PASSAGE TO READ Block Start

Metering systems include all apparatus implicated in the precision transfer of carefully measured fluids through positive displacement. Systems such as these are responsible for the maintenance of process streams of variable chemical composition and monitor liquid flows including oil, water, coolant, fuel, syrup, slurries, acids, bases and corrosives. Metering pumps are essentially at the core of these systems as they enable manufacturers to cyclically introduce a consistent amount of fluid into a continuous-flow stream to ensure homogeneity.
Industries such as chemical processing, pharmaceutical, food and beverage processing, water treatment, medical, commercial vending, irrigation, petroleum, milling, sewage, plastic fabrication, metalworking, automotive and analytics among others commonly utilize large and small metering pumps in daily operations. These systems rely on the ability to adjust flow rates as needed throughout processing. This can be done either through the alteration of stroke length or changing the frequency of pump cycles.

PASSAGE TO READ Block End
DATASET RECORDS Block Start

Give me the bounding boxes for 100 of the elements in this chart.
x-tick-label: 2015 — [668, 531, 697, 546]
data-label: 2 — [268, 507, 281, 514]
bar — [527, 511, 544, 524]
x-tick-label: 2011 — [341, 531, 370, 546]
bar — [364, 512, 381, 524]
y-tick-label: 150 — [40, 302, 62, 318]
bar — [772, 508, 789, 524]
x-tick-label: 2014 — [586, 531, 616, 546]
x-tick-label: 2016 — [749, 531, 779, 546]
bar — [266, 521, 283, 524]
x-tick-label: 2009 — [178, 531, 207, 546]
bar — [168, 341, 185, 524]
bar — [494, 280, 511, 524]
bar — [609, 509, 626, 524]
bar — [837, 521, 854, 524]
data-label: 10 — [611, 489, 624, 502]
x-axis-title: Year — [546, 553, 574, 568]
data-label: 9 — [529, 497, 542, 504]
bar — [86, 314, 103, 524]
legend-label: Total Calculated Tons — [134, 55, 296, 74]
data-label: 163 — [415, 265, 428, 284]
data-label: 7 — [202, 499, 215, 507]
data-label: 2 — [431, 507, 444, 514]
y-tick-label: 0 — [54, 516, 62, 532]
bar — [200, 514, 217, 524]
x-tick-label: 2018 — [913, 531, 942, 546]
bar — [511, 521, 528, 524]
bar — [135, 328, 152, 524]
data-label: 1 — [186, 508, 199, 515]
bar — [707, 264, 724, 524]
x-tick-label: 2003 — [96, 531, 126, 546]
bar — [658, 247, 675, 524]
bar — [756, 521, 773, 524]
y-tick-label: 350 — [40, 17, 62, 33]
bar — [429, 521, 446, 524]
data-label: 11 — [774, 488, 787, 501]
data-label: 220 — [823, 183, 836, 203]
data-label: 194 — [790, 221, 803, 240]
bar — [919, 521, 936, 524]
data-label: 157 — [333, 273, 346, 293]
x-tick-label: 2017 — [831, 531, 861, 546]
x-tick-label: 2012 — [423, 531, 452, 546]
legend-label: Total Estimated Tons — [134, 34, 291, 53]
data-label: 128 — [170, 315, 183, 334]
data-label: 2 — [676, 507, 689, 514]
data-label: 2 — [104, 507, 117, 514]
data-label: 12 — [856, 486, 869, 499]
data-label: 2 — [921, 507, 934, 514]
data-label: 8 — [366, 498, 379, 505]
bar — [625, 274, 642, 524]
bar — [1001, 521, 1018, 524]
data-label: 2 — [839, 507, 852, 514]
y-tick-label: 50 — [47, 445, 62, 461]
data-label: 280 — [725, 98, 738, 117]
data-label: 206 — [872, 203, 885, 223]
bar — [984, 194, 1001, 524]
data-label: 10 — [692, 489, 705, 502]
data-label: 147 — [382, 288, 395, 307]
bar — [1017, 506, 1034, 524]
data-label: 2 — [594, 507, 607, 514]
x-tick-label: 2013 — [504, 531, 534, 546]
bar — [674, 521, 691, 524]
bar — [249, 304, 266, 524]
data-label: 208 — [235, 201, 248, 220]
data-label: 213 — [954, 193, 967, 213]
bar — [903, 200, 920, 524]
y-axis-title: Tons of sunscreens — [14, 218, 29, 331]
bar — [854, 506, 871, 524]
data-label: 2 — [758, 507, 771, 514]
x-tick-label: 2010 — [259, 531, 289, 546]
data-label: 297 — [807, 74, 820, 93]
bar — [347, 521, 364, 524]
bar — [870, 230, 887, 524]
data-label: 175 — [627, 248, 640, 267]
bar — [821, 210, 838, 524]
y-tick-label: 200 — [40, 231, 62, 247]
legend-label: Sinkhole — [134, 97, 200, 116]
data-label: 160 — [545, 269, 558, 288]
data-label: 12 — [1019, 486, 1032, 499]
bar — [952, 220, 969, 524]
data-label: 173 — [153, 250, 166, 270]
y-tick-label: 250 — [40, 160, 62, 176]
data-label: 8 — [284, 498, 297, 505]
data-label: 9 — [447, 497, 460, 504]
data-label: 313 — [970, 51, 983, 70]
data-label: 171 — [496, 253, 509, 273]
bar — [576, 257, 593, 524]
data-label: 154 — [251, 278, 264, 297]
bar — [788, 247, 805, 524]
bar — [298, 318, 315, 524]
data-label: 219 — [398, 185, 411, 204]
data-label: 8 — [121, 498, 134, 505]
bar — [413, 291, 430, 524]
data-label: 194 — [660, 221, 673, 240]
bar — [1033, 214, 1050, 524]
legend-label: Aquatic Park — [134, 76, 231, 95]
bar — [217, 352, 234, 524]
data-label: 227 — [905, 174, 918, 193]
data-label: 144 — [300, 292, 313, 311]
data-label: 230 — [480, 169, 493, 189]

DATASET RECORDS Block End

PROBLEMS TO SOLVE:
1. Answer these questions using the passage on metering systems.
(a) Through what means do metering systems transfer measured fluids?
(b) What do metering pumps let manufacturers introduce into a continuous-flow stream?
(c) What are the two ways flow rates can be adjusted?
2. From the passage on metering systems, extract the text between "Metering systems include" and "to ensure homogeneity.", inclusive.
3. Write the next part of the passage on metering systems, picking up after its final sentence.

RESPONSES PER TASK:
1.
(a) Positive displacement.
(b) A consistent amount of fluid, introduced cyclically to ensure homogeneity.
(c) By altering the stroke length or by changing the frequency of pump cycles.

2.
Metering systems include all apparatus implicated in the precision transfer of carefully measured fluids through positive displacement. Systems such as these are responsible for the maintenance of process streams of variable chemical composition and monitor liquid flows including oil, water, coolant, fuel, syrup, slurries, acids, bases and corrosives. Metering pumps are essentially at the core of these systems as they enable manufacturers to cyclically introduce a consistent amount of fluid into a continuous-flow stream to ensure homogeneity.

3.
Pumps employing the latter model would be fixed displacement variable speed metering systems while the former is known as a variable displacement constant speed system. Adjusting cycle frequency is often easier and therefore more popular in industrial and commercial settings though both types of metering allow for an unending continuous flow of metered fluid into an expulsion unit, be it a dialysis machine or beverage dispensing unit. Further considerations for metering systems include material construct which is highly variable, maximum flow, maximum pressure discharge, inlet size, exhaust size, media, operating temperature and power source.
There are four common types of metering systems. Diaphragm metering pumps use a vibrating membrane to move fluids from one point to another while bellows pumps employ pleated or accordion style welded rings to compress and decompress fluids. Piston metering pumps use a cylindrical rod to increase or decrease pressure in order to engage fluids and effectively expel them in precise amounts and accurate flow rates. Peristaltic pumps are the most variable as they use rollers which run along tubes in order to meter liquid.
Despite the differences, most units within a metering system have similar features. A pump head, or cylindrical cavity is the central component which houses not only the actuating device, but also an inlet and outlet check valve through which liquids flow. Additional components may include a fluid reservoir as well as tubing or hoses which carry the fluid from one point to another as directed by the pump. With all the proper parts aligned, each metering system operates in a two part process.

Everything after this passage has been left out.